----- Raw records
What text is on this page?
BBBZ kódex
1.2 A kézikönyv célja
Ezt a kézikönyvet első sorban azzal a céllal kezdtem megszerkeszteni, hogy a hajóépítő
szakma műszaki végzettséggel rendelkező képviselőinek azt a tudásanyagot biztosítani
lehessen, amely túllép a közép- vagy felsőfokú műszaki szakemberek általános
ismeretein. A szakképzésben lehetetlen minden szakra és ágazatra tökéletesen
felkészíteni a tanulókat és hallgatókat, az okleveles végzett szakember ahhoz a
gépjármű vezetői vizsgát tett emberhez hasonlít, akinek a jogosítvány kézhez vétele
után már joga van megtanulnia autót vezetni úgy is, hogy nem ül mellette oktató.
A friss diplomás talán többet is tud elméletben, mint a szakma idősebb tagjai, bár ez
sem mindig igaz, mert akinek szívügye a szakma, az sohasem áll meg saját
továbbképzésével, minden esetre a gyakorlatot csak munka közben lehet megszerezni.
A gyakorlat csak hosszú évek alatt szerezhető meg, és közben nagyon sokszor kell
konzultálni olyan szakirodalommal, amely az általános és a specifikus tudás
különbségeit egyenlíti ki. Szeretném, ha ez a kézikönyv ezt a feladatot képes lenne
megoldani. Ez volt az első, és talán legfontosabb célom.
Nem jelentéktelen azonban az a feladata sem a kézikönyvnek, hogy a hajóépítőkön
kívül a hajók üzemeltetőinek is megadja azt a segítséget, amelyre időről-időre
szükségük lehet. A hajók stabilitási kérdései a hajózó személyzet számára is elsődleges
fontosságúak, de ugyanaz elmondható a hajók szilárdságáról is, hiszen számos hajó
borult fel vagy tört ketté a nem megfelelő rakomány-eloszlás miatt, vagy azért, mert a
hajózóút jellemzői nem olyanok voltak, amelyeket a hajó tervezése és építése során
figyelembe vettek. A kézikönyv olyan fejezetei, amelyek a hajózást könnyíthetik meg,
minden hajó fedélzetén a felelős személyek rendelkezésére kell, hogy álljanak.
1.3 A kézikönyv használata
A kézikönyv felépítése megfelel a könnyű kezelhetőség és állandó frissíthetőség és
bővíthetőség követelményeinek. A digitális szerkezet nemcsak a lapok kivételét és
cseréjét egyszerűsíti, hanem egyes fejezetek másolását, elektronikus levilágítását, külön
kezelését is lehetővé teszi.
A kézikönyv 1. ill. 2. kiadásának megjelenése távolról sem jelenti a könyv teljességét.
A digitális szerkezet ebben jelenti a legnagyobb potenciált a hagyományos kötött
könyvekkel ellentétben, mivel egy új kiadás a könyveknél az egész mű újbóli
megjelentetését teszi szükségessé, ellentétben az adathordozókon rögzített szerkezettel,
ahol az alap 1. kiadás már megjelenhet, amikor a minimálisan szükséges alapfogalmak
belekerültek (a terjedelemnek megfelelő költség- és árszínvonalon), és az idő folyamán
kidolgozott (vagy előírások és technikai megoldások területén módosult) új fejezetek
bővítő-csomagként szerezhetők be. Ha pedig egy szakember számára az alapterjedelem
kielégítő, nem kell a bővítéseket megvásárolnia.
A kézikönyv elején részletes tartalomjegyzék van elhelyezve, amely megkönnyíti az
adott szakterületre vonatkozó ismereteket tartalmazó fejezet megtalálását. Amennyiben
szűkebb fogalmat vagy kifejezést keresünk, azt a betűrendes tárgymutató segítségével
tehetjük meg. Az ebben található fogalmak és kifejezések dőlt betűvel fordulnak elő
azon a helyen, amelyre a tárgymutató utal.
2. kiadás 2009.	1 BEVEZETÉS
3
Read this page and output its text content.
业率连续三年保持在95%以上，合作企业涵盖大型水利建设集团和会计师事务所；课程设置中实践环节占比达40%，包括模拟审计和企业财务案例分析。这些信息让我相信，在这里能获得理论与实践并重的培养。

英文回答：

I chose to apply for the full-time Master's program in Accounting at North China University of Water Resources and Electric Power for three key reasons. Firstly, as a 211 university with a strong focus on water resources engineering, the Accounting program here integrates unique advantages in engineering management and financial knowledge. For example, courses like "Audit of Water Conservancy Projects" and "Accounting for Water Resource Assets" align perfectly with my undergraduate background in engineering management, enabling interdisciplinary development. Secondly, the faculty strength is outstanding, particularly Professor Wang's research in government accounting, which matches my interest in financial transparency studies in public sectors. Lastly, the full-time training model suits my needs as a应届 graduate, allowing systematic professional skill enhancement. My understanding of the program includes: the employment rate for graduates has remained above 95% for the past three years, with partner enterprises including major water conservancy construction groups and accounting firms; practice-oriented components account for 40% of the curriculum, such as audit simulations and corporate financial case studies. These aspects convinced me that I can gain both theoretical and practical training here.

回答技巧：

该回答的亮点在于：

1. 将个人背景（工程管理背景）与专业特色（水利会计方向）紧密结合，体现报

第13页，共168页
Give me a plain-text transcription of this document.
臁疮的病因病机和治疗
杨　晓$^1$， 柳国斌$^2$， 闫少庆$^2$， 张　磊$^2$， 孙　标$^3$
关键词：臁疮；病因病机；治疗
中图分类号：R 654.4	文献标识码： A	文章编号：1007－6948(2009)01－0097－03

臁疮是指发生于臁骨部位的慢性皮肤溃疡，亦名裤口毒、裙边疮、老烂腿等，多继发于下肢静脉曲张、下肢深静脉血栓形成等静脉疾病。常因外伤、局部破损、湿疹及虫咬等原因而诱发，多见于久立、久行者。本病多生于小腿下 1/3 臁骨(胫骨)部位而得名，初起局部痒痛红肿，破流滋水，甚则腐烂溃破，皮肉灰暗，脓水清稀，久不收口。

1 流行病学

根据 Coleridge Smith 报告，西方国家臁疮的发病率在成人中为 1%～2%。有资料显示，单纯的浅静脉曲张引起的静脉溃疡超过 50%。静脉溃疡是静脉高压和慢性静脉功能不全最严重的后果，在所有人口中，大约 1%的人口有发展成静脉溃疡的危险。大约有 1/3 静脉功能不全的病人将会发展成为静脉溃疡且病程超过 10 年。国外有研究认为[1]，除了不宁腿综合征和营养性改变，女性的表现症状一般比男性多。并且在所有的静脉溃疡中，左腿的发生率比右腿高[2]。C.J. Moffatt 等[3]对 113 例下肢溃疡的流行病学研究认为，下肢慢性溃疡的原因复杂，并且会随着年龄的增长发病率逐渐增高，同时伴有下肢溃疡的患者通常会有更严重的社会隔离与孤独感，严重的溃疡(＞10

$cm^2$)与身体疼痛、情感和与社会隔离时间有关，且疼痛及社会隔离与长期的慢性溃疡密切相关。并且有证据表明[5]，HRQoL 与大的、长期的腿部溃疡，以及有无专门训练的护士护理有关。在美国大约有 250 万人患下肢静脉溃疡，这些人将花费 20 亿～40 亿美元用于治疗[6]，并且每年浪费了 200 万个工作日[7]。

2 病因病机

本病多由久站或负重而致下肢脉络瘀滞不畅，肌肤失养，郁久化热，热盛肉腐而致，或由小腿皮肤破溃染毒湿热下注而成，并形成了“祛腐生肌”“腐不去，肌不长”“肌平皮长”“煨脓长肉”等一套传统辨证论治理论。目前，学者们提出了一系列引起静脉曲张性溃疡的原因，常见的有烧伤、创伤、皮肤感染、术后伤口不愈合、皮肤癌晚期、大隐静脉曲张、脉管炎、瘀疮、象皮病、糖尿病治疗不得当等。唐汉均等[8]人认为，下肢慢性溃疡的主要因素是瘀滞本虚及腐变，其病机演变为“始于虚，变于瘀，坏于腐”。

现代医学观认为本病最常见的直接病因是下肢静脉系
----------
Stated exercise ->
Which lines hold the word "text"? Show each one.

Answer for this exercise ->
What text is on this page?
Read this page and output its text content.
Give me a plain-text transcription of this document.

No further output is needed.